> [Written problem]: Keep the pictures out and restate every record exactly.

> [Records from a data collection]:
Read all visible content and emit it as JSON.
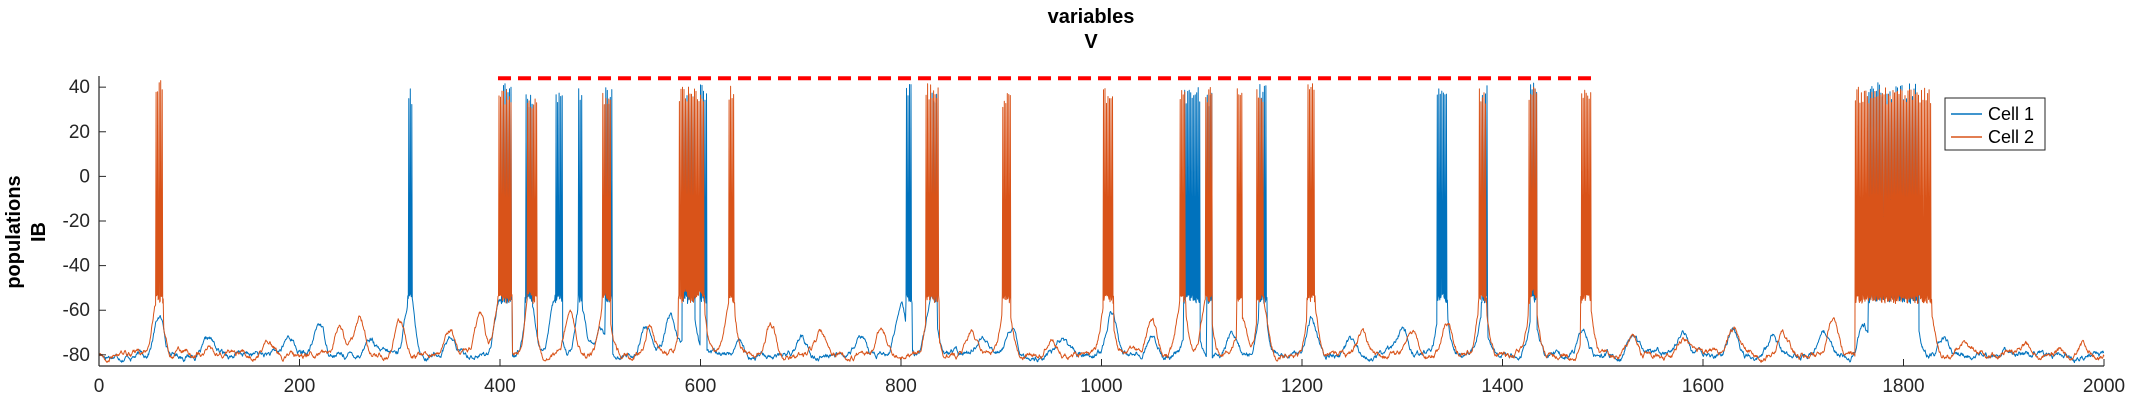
{
  "chart_data": {
    "type": "line",
    "title_lines": [
      "variables",
      "V"
    ],
    "ylabel_lines": [
      "populations",
      "IB"
    ],
    "xlim": [
      0,
      2000
    ],
    "ylim": [
      -85,
      45
    ],
    "x_ticks": [
      0,
      200,
      400,
      600,
      800,
      1000,
      1200,
      1400,
      1600,
      1800,
      2000
    ],
    "x_tick_labels": [
      "0",
      "200",
      "400",
      "600",
      "800",
      "1000",
      "1200",
      "1400",
      "1600",
      "1800",
      "2000"
    ],
    "y_ticks": [
      40,
      20,
      0,
      -20,
      -40,
      -60,
      -80
    ],
    "y_tick_labels": [
      "40",
      "20",
      "0",
      "-20",
      "-40",
      "-60",
      "-80"
    ],
    "grid": false,
    "legend_position": "top-right",
    "baseline_mV": -80,
    "series": [
      {
        "name": "Cell 1",
        "color": "#0072BD",
        "bumps": [
          [
            60,
            -63
          ],
          [
            110,
            -74
          ],
          [
            190,
            -72
          ],
          [
            220,
            -66
          ],
          [
            270,
            -72
          ],
          [
            310,
            -54
          ],
          [
            350,
            -72
          ],
          [
            400,
            -56
          ],
          [
            430,
            -56
          ],
          [
            455,
            -58
          ],
          [
            480,
            -58
          ],
          [
            500,
            -70
          ],
          [
            545,
            -66
          ],
          [
            570,
            -62
          ],
          [
            590,
            -55
          ],
          [
            640,
            -74
          ],
          [
            700,
            -72
          ],
          [
            760,
            -73
          ],
          [
            800,
            -58
          ],
          [
            830,
            -57
          ],
          [
            880,
            -72
          ],
          [
            910,
            -68
          ],
          [
            960,
            -72
          ],
          [
            1010,
            -60
          ],
          [
            1050,
            -70
          ],
          [
            1090,
            -55
          ],
          [
            1130,
            -70
          ],
          [
            1160,
            -57
          ],
          [
            1210,
            -64
          ],
          [
            1250,
            -74
          ],
          [
            1300,
            -69
          ],
          [
            1340,
            -55
          ],
          [
            1380,
            -62
          ],
          [
            1430,
            -62
          ],
          [
            1480,
            -70
          ],
          [
            1530,
            -72
          ],
          [
            1580,
            -69
          ],
          [
            1630,
            -68
          ],
          [
            1670,
            -70
          ],
          [
            1720,
            -68
          ],
          [
            1760,
            -65
          ],
          [
            1790,
            -56
          ],
          [
            1810,
            -58
          ],
          [
            1840,
            -72
          ],
          [
            1900,
            -78
          ],
          [
            1960,
            -79
          ]
        ],
        "bursts": [
          [
            308,
            312,
            40
          ],
          [
            402,
            412,
            42
          ],
          [
            425,
            432,
            38
          ],
          [
            455,
            462,
            40
          ],
          [
            478,
            482,
            42
          ],
          [
            505,
            512,
            40
          ],
          [
            582,
            594,
            40
          ],
          [
            600,
            606,
            42
          ],
          [
            805,
            811,
            44
          ],
          [
            830,
            836,
            40
          ],
          [
            1082,
            1098,
            40
          ],
          [
            1105,
            1110,
            38
          ],
          [
            1157,
            1165,
            42
          ],
          [
            1335,
            1345,
            40
          ],
          [
            1379,
            1385,
            42
          ],
          [
            1428,
            1434,
            42
          ],
          [
            1765,
            1815,
            42
          ]
        ]
      },
      {
        "name": "Cell 2",
        "color": "#D95319",
        "bumps": [
          [
            58,
            -54
          ],
          [
            110,
            -76
          ],
          [
            170,
            -73
          ],
          [
            240,
            -68
          ],
          [
            260,
            -64
          ],
          [
            300,
            -66
          ],
          [
            350,
            -70
          ],
          [
            380,
            -64
          ],
          [
            400,
            -52
          ],
          [
            430,
            -53
          ],
          [
            470,
            -62
          ],
          [
            505,
            -52
          ],
          [
            550,
            -66
          ],
          [
            585,
            -53
          ],
          [
            600,
            -53
          ],
          [
            630,
            -54
          ],
          [
            670,
            -66
          ],
          [
            720,
            -70
          ],
          [
            780,
            -68
          ],
          [
            830,
            -52
          ],
          [
            870,
            -70
          ],
          [
            905,
            -56
          ],
          [
            950,
            -71
          ],
          [
            1005,
            -54
          ],
          [
            1050,
            -64
          ],
          [
            1080,
            -55
          ],
          [
            1105,
            -54
          ],
          [
            1140,
            -64
          ],
          [
            1160,
            -54
          ],
          [
            1210,
            -54
          ],
          [
            1260,
            -70
          ],
          [
            1310,
            -69
          ],
          [
            1345,
            -66
          ],
          [
            1380,
            -52
          ],
          [
            1430,
            -52
          ],
          [
            1485,
            -53
          ],
          [
            1530,
            -70
          ],
          [
            1580,
            -72
          ],
          [
            1630,
            -68
          ],
          [
            1680,
            -71
          ],
          [
            1730,
            -63
          ],
          [
            1770,
            -55
          ],
          [
            1800,
            -55
          ],
          [
            1825,
            -56
          ],
          [
            1860,
            -74
          ],
          [
            1920,
            -76
          ],
          [
            1980,
            -75
          ]
        ],
        "bursts": [
          [
            57,
            64,
            44
          ],
          [
            398,
            412,
            40
          ],
          [
            427,
            437,
            38
          ],
          [
            502,
            510,
            40
          ],
          [
            578,
            604,
            40
          ],
          [
            628,
            634,
            42
          ],
          [
            825,
            838,
            42
          ],
          [
            901,
            909,
            38
          ],
          [
            1002,
            1012,
            40
          ],
          [
            1078,
            1084,
            40
          ],
          [
            1104,
            1110,
            40
          ],
          [
            1135,
            1140,
            42
          ],
          [
            1155,
            1162,
            40
          ],
          [
            1205,
            1213,
            42
          ],
          [
            1376,
            1384,
            40
          ],
          [
            1426,
            1434,
            40
          ],
          [
            1478,
            1488,
            42
          ],
          [
            1752,
            1828,
            40
          ]
        ]
      }
    ],
    "overlay": {
      "style": "dashed",
      "color": "#FF0000",
      "y": 44,
      "segments": [
        [
          398,
          1490
        ]
      ]
    }
  }
}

> [Exercise output]:
Read all visible content and emit it as JSON.
{
  "chart_data": {
    "type": "line",
    "title_lines": [
      "variables",
      "V"
    ],
    "ylabel_lines": [
      "populations",
      "IB"
    ],
    "xlim": [
      0,
      2000
    ],
    "ylim": [
      -85,
      45
    ],
    "x_ticks": [
      0,
      200,
      400,
      600,
      800,
      1000,
      1200,
      1400,
      1600,
      1800,
      2000
    ],
    "x_tick_labels": [
      "0",
      "200",
      "400",
      "600",
      "800",
      "1000",
      "1200",
      "1400",
      "1600",
      "1800",
      "2000"
    ],
    "y_ticks": [
      40,
      20,
      0,
      -20,
      -40,
      -60,
      -80
    ],
    "y_tick_labels": [
      "40",
      "20",
      "0",
      "-20",
      "-40",
      "-60",
      "-80"
    ],
    "grid": false,
    "legend_position": "top-right",
    "baseline_mV": -80,
    "series": [
      {
        "name": "Cell 1",
        "color": "#0072BD",
        "bumps": [
          [
            60,
            -63
          ],
          [
            110,
            -74
          ],
          [
            190,
            -72
          ],
          [
            220,
            -66
          ],
          [
            270,
            -72
          ],
          [
            310,
            -54
          ],
          [
            350,
            -72
          ],
          [
            400,
            -56
          ],
          [
            430,
            -56
          ],
          [
            455,
            -58
          ],
          [
            480,
            -58
          ],
          [
            500,
            -70
          ],
          [
            545,
            -66
          ],
          [
            570,
            -62
          ],
          [
            590,
            -55
          ],
          [
            640,
            -74
          ],
          [
            700,
            -72
          ],
          [
            760,
            -73
          ],
          [
            800,
            -58
          ],
          [
            830,
            -57
          ],
          [
            880,
            -72
          ],
          [
            910,
            -68
          ],
          [
            960,
            -72
          ],
          [
            1010,
            -60
          ],
          [
            1050,
            -70
          ],
          [
            1090,
            -55
          ],
          [
            1130,
            -70
          ],
          [
            1160,
            -57
          ],
          [
            1210,
            -64
          ],
          [
            1250,
            -74
          ],
          [
            1300,
            -69
          ],
          [
            1340,
            -55
          ],
          [
            1380,
            -62
          ],
          [
            1430,
            -62
          ],
          [
            1480,
            -70
          ],
          [
            1530,
            -72
          ],
          [
            1580,
            -69
          ],
          [
            1630,
            -68
          ],
          [
            1670,
            -70
          ],
          [
            1720,
            -68
          ],
          [
            1760,
            -65
          ],
          [
            1790,
            -56
          ],
          [
            1810,
            -58
          ],
          [
            1840,
            -72
          ],
          [
            1900,
            -78
          ],
          [
            1960,
            -79
          ]
        ],
        "bursts": [
          [
            308,
            312,
            40
          ],
          [
            402,
            412,
            42
          ],
          [
            425,
            432,
            38
          ],
          [
            455,
            462,
            40
          ],
          [
            478,
            482,
            42
          ],
          [
            505,
            512,
            40
          ],
          [
            582,
            594,
            40
          ],
          [
            600,
            606,
            42
          ],
          [
            805,
            811,
            44
          ],
          [
            830,
            836,
            40
          ],
          [
            1082,
            1098,
            40
          ],
          [
            1105,
            1110,
            38
          ],
          [
            1157,
            1165,
            42
          ],
          [
            1335,
            1345,
            40
          ],
          [
            1379,
            1385,
            42
          ],
          [
            1428,
            1434,
            42
          ],
          [
            1765,
            1815,
            42
          ]
        ]
      },
      {
        "name": "Cell 2",
        "color": "#D95319",
        "bumps": [
          [
            58,
            -54
          ],
          [
            110,
            -76
          ],
          [
            170,
            -73
          ],
          [
            240,
            -68
          ],
          [
            260,
            -64
          ],
          [
            300,
            -66
          ],
          [
            350,
            -70
          ],
          [
            380,
            -64
          ],
          [
            400,
            -52
          ],
          [
            430,
            -53
          ],
          [
            470,
            -62
          ],
          [
            505,
            -52
          ],
          [
            550,
            -66
          ],
          [
            585,
            -53
          ],
          [
            600,
            -53
          ],
          [
            630,
            -54
          ],
          [
            670,
            -66
          ],
          [
            720,
            -70
          ],
          [
            780,
            -68
          ],
          [
            830,
            -52
          ],
          [
            870,
            -70
          ],
          [
            905,
            -56
          ],
          [
            950,
            -71
          ],
          [
            1005,
            -54
          ],
          [
            1050,
            -64
          ],
          [
            1080,
            -55
          ],
          [
            1105,
            -54
          ],
          [
            1140,
            -64
          ],
          [
            1160,
            -54
          ],
          [
            1210,
            -54
          ],
          [
            1260,
            -70
          ],
          [
            1310,
            -69
          ],
          [
            1345,
            -66
          ],
          [
            1380,
            -52
          ],
          [
            1430,
            -52
          ],
          [
            1485,
            -53
          ],
          [
            1530,
            -70
          ],
          [
            1580,
            -72
          ],
          [
            1630,
            -68
          ],
          [
            1680,
            -71
          ],
          [
            1730,
            -63
          ],
          [
            1770,
            -55
          ],
          [
            1800,
            -55
          ],
          [
            1825,
            -56
          ],
          [
            1860,
            -74
          ],
          [
            1920,
            -76
          ],
          [
            1980,
            -75
          ]
        ],
        "bursts": [
          [
            57,
            64,
            44
          ],
          [
            398,
            412,
            40
          ],
          [
            427,
            437,
            38
          ],
          [
            502,
            510,
            40
          ],
          [
            578,
            604,
            40
          ],
          [
            628,
            634,
            42
          ],
          [
            825,
            838,
            42
          ],
          [
            901,
            909,
            38
          ],
          [
            1002,
            1012,
            40
          ],
          [
            1078,
            1084,
            40
          ],
          [
            1104,
            1110,
            40
          ],
          [
            1135,
            1140,
            42
          ],
          [
            1155,
            1162,
            40
          ],
          [
            1205,
            1213,
            42
          ],
          [
            1376,
            1384,
            40
          ],
          [
            1426,
            1434,
            40
          ],
          [
            1478,
            1488,
            42
          ],
          [
            1752,
            1828,
            40
          ]
        ]
      }
    ],
    "overlay": {
      "style": "dashed",
      "color": "#FF0000",
      "y": 44,
      "segments": [
        [
          398,
          1490
        ]
      ]
    }
  }
}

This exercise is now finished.